**What you are asked to do**
Transcribe each record below word for word.

**Input**
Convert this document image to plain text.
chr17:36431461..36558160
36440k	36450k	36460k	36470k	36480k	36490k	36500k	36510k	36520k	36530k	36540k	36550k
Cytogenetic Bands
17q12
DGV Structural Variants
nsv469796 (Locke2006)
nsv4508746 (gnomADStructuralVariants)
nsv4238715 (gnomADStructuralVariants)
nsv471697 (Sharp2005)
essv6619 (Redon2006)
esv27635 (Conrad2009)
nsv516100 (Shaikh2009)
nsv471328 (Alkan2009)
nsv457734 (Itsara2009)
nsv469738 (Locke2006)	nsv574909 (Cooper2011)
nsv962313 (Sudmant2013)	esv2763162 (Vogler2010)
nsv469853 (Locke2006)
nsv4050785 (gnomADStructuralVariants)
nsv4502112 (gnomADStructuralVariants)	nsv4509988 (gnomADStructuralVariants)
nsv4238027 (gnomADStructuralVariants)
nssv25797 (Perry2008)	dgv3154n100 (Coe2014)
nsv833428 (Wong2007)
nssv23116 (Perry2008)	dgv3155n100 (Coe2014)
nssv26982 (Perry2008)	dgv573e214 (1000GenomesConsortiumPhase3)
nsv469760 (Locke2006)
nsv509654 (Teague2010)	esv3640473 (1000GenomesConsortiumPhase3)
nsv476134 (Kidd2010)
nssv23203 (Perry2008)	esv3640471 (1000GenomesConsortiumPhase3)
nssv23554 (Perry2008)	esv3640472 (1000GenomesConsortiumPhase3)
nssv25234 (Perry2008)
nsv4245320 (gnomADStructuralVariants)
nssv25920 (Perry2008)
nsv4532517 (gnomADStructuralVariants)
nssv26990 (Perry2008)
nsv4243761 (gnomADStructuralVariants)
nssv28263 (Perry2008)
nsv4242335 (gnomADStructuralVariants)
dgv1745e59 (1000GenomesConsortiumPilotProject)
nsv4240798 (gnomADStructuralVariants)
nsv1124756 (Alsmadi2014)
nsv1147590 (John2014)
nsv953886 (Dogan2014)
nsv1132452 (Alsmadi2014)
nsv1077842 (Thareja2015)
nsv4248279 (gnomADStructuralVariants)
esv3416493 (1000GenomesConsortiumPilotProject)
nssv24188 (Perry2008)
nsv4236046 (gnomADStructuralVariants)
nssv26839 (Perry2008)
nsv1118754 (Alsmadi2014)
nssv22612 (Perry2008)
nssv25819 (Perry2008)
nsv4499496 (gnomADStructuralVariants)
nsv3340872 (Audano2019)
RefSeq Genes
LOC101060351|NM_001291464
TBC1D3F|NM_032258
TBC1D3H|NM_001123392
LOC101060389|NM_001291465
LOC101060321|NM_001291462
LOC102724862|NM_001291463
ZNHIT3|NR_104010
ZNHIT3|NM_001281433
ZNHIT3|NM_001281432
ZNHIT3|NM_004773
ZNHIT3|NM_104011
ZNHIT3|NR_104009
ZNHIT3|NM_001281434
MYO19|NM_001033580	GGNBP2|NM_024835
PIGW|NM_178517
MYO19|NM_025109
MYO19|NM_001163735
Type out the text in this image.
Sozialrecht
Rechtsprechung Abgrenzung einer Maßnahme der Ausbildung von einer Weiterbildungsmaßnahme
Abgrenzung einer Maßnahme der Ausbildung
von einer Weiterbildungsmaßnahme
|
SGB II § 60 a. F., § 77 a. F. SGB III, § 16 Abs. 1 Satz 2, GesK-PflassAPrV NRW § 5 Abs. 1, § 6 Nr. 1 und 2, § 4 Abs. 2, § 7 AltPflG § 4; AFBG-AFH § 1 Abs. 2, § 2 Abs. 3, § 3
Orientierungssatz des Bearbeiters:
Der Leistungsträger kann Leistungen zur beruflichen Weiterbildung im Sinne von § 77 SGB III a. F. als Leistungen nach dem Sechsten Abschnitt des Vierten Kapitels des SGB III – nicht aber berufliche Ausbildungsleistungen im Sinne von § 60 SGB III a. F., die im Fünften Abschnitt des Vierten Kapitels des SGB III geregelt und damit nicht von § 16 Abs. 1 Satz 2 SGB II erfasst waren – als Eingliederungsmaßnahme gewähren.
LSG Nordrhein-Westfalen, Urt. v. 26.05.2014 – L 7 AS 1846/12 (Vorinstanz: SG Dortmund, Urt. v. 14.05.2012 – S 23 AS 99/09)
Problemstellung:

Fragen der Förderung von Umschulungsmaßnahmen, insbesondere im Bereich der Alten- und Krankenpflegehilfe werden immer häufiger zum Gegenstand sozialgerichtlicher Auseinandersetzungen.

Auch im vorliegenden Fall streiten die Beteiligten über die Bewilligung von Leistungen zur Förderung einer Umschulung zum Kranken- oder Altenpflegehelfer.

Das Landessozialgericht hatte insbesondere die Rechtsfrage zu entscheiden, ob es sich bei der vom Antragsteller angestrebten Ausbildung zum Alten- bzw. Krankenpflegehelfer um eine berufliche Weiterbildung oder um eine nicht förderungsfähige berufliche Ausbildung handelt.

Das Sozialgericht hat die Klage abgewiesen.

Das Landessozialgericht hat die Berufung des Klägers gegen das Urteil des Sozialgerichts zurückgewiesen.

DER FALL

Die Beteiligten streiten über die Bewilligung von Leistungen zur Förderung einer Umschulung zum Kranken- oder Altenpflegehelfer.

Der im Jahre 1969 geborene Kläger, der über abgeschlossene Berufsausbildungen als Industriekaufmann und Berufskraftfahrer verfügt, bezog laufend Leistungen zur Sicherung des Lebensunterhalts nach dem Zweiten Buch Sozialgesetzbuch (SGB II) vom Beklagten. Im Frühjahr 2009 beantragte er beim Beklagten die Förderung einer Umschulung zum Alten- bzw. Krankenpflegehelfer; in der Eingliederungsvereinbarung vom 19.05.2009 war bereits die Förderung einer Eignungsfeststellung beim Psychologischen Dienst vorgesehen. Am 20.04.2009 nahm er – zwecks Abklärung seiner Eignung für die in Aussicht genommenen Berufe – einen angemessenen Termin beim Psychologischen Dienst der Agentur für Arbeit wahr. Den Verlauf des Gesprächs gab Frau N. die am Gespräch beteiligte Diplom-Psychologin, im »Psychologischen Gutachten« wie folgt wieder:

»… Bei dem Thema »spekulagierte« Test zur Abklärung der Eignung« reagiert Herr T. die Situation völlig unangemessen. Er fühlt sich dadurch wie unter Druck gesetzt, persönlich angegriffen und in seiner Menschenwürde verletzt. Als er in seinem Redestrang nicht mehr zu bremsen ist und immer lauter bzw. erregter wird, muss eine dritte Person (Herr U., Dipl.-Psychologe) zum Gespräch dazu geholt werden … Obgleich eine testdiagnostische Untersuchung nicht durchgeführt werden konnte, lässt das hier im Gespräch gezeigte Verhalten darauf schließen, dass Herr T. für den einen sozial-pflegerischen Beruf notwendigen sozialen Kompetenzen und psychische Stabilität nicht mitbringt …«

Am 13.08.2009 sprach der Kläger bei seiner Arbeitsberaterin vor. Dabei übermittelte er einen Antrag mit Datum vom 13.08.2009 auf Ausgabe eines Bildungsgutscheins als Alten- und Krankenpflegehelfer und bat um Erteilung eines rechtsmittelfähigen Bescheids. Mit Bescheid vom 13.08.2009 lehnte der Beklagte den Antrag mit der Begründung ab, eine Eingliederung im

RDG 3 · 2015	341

**Completed task**
Convert this document image to plain text.
chr17:36431461..36558160
36440k	36450k	36460k	36470k	36480k	36490k	36500k	36510k	36520k	36530k	36540k	36550k
Cytogenetic Bands
17q12
DGV Structural Variants
nsv469796 (Locke2006)
nsv4508746 (gnomADStructuralVariants)
nsv4238715 (gnomADStructuralVariants)
nsv471697 (Sharp2005)
essv6619 (Redon2006)
esv27635 (Conrad2009)
nsv516100 (Shaikh2009)
nsv471328 (Alkan2009)
nsv457734 (Itsara2009)
nsv469738 (Locke2006)	nsv574909 (Cooper2011)
nsv962313 (Sudmant2013)	esv2763162 (Vogler2010)
nsv469853 (Locke2006)
nsv4050785 (gnomADStructuralVariants)
nsv4502112 (gnomADStructuralVariants)	nsv4509988 (gnomADStructuralVariants)
nsv4238027 (gnomADStructuralVariants)
nssv25797 (Perry2008)	dgv3154n100 (Coe2014)
nsv833428 (Wong2007)
nssv23116 (Perry2008)	dgv3155n100 (Coe2014)
nssv26982 (Perry2008)	dgv573e214 (1000GenomesConsortiumPhase3)
nsv469760 (Locke2006)
nsv509654 (Teague2010)	esv3640473 (1000GenomesConsortiumPhase3)
nsv476134 (Kidd2010)
nssv23203 (Perry2008)	esv3640471 (1000GenomesConsortiumPhase3)
nssv23554 (Perry2008)	esv3640472 (1000GenomesConsortiumPhase3)
nssv25234 (Perry2008)
nsv4245320 (gnomADStructuralVariants)
nssv25920 (Perry2008)
nsv4532517 (gnomADStructuralVariants)
nssv26990 (Perry2008)
nsv4243761 (gnomADStructuralVariants)
nssv28263 (Perry2008)
nsv4242335 (gnomADStructuralVariants)
dgv1745e59 (1000GenomesConsortiumPilotProject)
nsv4240798 (gnomADStructuralVariants)
nsv1124756 (Alsmadi2014)
nsv1147590 (John2014)
nsv953886 (Dogan2014)
nsv1132452 (Alsmadi2014)
nsv1077842 (Thareja2015)
nsv4248279 (gnomADStructuralVariants)
esv3416493 (1000GenomesConsortiumPilotProject)
nssv24188 (Perry2008)
nsv4236046 (gnomADStructuralVariants)
nssv26839 (Perry2008)
nsv1118754 (Alsmadi2014)
nssv22612 (Perry2008)
nssv25819 (Perry2008)
nsv4499496 (gnomADStructuralVariants)
nsv3340872 (Audano2019)
RefSeq Genes
LOC101060351|NM_001291464
TBC1D3F|NM_032258
TBC1D3H|NM_001123392
LOC101060389|NM_001291465
LOC101060321|NM_001291462
LOC102724862|NM_001291463
ZNHIT3|NR_104010
ZNHIT3|NM_001281433
ZNHIT3|NM_001281432
ZNHIT3|NM_004773
ZNHIT3|NM_104011
ZNHIT3|NR_104009
ZNHIT3|NM_001281434
MYO19|NM_001033580	GGNBP2|NM_024835
PIGW|NM_178517
MYO19|NM_025109
MYO19|NM_001163735
Type out the text in this image.
Sozialrecht
Rechtsprechung Abgrenzung einer Maßnahme der Ausbildung von einer Weiterbildungsmaßnahme
Abgrenzung einer Maßnahme der Ausbildung
von einer Weiterbildungsmaßnahme
|
SGB II § 60 a. F., § 77 a. F. SGB III, § 16 Abs. 1 Satz 2, GesK-PflassAPrV NRW § 5 Abs. 1, § 6 Nr. 1 und 2, § 4 Abs. 2, § 7 AltPflG § 4; AFBG-AFH § 1 Abs. 2, § 2 Abs. 3, § 3
Orientierungssatz des Bearbeiters:
Der Leistungsträger kann Leistungen zur beruflichen Weiterbildung im Sinne von § 77 SGB III a. F. als Leistungen nach dem Sechsten Abschnitt des Vierten Kapitels des SGB III – nicht aber berufliche Ausbildungsleistungen im Sinne von § 60 SGB III a. F., die im Fünften Abschnitt des Vierten Kapitels des SGB III geregelt und damit nicht von § 16 Abs. 1 Satz 2 SGB II erfasst waren – als Eingliederungsmaßnahme gewähren.
LSG Nordrhein-Westfalen, Urt. v. 26.05.2014 – L 7 AS 1846/12 (Vorinstanz: SG Dortmund, Urt. v. 14.05.2012 – S 23 AS 99/09)
Problemstellung:

Fragen der Förderung von Umschulungsmaßnahmen, insbesondere im Bereich der Alten- und Krankenpflegehilfe werden immer häufiger zum Gegenstand sozialgerichtlicher Auseinandersetzungen.

Auch im vorliegenden Fall streiten die Beteiligten über die Bewilligung von Leistungen zur Förderung einer Umschulung zum Kranken- oder Altenpflegehelfer.

Das Landessozialgericht hatte insbesondere die Rechtsfrage zu entscheiden, ob es sich bei der vom Antragsteller angestrebten Ausbildung zum Alten- bzw. Krankenpflegehelfer um eine berufliche Weiterbildung oder um eine nicht förderungsfähige berufliche Ausbildung handelt.

Das Sozialgericht hat die Klage abgewiesen.

Das Landessozialgericht hat die Berufung des Klägers gegen das Urteil des Sozialgerichts zurückgewiesen.

DER FALL

Die Beteiligten streiten über die Bewilligung von Leistungen zur Förderung einer Umschulung zum Kranken- oder Altenpflegehelfer.

Der im Jahre 1969 geborene Kläger, der über abgeschlossene Berufsausbildungen als Industriekaufmann und Berufskraftfahrer verfügt, bezog laufend Leistungen zur Sicherung des Lebensunterhalts nach dem Zweiten Buch Sozialgesetzbuch (SGB II) vom Beklagten. Im Frühjahr 2009 beantragte er beim Beklagten die Förderung einer Umschulung zum Alten- bzw. Krankenpflegehelfer; in der Eingliederungsvereinbarung vom 19.05.2009 war bereits die Förderung einer Eignungsfeststellung beim Psychologischen Dienst vorgesehen. Am 20.04.2009 nahm er – zwecks Abklärung seiner Eignung für die in Aussicht genommenen Berufe – einen angemessenen Termin beim Psychologischen Dienst der Agentur für Arbeit wahr. Den Verlauf des Gesprächs gab Frau N. die am Gespräch beteiligte Diplom-Psychologin, im »Psychologischen Gutachten« wie folgt wieder:

»… Bei dem Thema »spekulagierte« Test zur Abklärung der Eignung« reagiert Herr T. die Situation völlig unangemessen. Er fühlt sich dadurch wie unter Druck gesetzt, persönlich angegriffen und in seiner Menschenwürde verletzt. Als er in seinem Redestrang nicht mehr zu bremsen ist und immer lauter bzw. erregter wird, muss eine dritte Person (Herr U., Dipl.-Psychologe) zum Gespräch dazu geholt werden … Obgleich eine testdiagnostische Untersuchung nicht durchgeführt werden konnte, lässt das hier im Gespräch gezeigte Verhalten darauf schließen, dass Herr T. für den einen sozial-pflegerischen Beruf notwendigen sozialen Kompetenzen und psychische Stabilität nicht mitbringt …«

Am 13.08.2009 sprach der Kläger bei seiner Arbeitsberaterin vor. Dabei übermittelte er einen Antrag mit Datum vom 13.08.2009 auf Ausgabe eines Bildungsgutscheins als Alten- und Krankenpflegehelfer und bat um Erteilung eines rechtsmittelfähigen Bescheids. Mit Bescheid vom 13.08.2009 lehnte der Beklagte den Antrag mit der Begründung ab, eine Eingliederung im

RDG 3 · 2015	341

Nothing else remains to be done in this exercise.